### REQUIREMENTS
In the data below, find every line with the string "Pipeline" and pull it out.

### SOURCE RECORDS
_ _ _ _ _
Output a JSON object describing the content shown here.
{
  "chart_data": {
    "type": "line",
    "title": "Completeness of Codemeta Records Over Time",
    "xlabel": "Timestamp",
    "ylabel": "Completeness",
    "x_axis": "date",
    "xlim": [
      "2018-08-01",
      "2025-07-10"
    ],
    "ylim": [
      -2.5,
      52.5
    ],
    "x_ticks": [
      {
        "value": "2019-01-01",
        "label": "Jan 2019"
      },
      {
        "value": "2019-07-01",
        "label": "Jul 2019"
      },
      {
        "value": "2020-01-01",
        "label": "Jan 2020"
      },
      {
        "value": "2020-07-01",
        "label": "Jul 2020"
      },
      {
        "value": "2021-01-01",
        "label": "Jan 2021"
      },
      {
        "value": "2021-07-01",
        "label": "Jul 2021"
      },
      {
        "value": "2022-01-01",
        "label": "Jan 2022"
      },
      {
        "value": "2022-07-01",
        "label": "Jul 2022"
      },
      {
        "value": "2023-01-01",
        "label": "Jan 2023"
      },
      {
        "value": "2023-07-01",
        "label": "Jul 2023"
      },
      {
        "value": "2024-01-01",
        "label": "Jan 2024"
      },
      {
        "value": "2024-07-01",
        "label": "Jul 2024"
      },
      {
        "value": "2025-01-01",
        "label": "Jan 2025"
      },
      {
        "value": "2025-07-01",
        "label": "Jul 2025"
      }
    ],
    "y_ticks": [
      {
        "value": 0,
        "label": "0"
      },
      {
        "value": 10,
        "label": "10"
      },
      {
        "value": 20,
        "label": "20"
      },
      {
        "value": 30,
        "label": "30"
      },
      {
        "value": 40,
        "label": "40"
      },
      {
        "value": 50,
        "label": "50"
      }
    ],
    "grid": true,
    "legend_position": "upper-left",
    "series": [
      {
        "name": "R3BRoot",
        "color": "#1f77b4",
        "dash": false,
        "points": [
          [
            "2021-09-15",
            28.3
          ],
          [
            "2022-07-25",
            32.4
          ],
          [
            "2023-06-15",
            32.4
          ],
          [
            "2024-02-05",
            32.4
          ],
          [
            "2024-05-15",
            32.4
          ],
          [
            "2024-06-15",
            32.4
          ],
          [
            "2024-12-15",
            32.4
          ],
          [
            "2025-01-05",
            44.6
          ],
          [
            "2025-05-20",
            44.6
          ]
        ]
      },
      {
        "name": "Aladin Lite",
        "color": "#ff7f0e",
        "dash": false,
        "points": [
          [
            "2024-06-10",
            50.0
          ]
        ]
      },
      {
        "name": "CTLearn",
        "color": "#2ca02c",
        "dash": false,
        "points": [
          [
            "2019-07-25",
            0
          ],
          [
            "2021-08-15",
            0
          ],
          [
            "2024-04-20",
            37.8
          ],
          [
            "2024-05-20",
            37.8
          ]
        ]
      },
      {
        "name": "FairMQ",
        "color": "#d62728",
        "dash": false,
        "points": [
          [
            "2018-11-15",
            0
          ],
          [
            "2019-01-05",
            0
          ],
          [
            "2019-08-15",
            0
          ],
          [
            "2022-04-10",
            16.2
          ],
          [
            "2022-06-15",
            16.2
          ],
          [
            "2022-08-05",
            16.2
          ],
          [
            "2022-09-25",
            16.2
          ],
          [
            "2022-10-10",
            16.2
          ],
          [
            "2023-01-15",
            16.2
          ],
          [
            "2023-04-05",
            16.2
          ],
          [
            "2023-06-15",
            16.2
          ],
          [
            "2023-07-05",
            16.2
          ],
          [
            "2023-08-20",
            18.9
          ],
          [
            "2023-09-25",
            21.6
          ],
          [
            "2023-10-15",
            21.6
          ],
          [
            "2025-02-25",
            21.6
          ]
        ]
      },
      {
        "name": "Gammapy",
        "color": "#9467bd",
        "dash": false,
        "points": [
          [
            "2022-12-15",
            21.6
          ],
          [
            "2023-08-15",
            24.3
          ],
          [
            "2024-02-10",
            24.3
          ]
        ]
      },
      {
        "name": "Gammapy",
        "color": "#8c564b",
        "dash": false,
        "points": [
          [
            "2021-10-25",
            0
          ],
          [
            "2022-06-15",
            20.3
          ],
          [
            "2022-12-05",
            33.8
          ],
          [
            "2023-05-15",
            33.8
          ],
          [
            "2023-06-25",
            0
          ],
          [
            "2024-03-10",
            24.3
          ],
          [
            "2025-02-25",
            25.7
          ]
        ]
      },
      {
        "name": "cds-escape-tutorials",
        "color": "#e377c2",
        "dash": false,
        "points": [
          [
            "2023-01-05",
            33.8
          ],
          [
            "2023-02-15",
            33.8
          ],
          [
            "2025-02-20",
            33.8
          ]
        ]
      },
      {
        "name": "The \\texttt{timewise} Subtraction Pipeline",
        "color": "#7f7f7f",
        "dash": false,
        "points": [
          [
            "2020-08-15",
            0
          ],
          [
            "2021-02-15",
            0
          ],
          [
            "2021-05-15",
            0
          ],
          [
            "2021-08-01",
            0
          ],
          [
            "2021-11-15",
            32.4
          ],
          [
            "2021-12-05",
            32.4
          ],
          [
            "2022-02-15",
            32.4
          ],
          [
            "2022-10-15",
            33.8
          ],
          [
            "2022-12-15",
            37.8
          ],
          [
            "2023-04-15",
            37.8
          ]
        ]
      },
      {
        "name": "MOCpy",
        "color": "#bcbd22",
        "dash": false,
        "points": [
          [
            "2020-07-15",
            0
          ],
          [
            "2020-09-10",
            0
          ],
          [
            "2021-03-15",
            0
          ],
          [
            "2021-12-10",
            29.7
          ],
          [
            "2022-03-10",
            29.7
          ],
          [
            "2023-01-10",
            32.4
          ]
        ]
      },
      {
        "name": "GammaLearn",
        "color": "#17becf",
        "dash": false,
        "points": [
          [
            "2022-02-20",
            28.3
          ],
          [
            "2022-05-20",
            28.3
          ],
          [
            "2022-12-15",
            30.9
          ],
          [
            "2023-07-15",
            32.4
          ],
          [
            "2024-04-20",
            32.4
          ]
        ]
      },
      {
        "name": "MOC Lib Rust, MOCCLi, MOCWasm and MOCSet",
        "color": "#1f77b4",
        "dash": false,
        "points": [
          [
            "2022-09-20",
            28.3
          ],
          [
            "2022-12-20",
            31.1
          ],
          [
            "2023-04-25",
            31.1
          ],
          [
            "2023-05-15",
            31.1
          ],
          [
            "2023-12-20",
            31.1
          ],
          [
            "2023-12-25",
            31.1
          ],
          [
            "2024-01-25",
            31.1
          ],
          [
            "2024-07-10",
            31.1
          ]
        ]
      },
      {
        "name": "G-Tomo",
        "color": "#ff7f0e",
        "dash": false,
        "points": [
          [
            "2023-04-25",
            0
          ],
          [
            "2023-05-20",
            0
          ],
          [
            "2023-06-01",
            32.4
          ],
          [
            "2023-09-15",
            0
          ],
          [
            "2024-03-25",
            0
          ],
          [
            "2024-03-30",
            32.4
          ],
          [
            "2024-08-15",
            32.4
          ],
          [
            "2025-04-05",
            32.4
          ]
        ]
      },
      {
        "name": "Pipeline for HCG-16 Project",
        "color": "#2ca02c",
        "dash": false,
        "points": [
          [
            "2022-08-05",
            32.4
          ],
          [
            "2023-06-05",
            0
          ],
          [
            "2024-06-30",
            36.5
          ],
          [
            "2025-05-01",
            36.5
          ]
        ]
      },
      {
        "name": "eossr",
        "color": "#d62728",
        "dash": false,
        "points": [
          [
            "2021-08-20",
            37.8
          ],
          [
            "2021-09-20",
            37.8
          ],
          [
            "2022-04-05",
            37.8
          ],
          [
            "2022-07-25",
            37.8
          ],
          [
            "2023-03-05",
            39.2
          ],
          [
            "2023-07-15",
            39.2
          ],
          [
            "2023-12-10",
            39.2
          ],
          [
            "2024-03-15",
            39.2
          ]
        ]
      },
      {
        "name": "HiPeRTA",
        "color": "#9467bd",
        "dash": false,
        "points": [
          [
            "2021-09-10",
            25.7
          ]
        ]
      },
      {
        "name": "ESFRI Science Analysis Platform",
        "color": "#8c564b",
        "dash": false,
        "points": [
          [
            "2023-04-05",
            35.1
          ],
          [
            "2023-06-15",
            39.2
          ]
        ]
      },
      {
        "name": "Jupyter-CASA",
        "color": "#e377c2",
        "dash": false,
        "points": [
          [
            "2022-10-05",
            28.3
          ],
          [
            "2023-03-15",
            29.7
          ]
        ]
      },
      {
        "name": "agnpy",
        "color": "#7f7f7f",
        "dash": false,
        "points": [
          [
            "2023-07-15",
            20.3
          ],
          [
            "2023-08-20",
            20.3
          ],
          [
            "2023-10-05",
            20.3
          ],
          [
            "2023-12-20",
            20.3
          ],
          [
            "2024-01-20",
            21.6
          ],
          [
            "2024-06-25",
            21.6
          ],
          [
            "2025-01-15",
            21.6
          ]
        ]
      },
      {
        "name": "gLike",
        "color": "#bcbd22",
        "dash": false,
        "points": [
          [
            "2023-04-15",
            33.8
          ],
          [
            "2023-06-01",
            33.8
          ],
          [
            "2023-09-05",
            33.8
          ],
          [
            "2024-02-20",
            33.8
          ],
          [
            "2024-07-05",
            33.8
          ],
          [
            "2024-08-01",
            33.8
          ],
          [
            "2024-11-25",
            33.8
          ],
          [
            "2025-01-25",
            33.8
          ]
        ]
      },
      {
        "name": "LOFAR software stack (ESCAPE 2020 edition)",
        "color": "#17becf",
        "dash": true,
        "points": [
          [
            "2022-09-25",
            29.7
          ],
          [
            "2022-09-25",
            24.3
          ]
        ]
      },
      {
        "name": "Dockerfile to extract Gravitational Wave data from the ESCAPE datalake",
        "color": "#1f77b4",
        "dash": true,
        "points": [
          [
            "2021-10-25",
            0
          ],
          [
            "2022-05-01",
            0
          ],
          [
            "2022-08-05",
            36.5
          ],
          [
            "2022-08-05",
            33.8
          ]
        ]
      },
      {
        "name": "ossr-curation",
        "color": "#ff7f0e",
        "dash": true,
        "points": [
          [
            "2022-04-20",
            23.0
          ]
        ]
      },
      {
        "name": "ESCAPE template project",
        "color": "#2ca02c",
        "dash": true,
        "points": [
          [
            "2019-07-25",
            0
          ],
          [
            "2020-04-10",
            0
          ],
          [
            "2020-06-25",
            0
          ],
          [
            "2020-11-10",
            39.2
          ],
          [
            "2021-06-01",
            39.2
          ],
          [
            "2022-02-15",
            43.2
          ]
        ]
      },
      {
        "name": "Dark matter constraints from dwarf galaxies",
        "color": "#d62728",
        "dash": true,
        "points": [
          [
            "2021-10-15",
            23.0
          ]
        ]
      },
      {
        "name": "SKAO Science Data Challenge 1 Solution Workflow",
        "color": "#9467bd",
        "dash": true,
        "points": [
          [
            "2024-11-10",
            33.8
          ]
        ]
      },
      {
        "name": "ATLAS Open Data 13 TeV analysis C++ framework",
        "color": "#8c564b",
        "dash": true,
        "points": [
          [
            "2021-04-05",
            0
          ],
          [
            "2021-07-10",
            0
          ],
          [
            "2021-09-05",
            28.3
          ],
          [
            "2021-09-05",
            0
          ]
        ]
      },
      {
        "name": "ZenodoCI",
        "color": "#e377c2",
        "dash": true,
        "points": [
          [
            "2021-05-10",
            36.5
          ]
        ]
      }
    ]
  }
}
_ _ _ _ _
### TASK RESULT
        "name": "The \\texttt{timewise} Subtraction Pipeline",
        "name": "Pipeline for HCG-16 Project",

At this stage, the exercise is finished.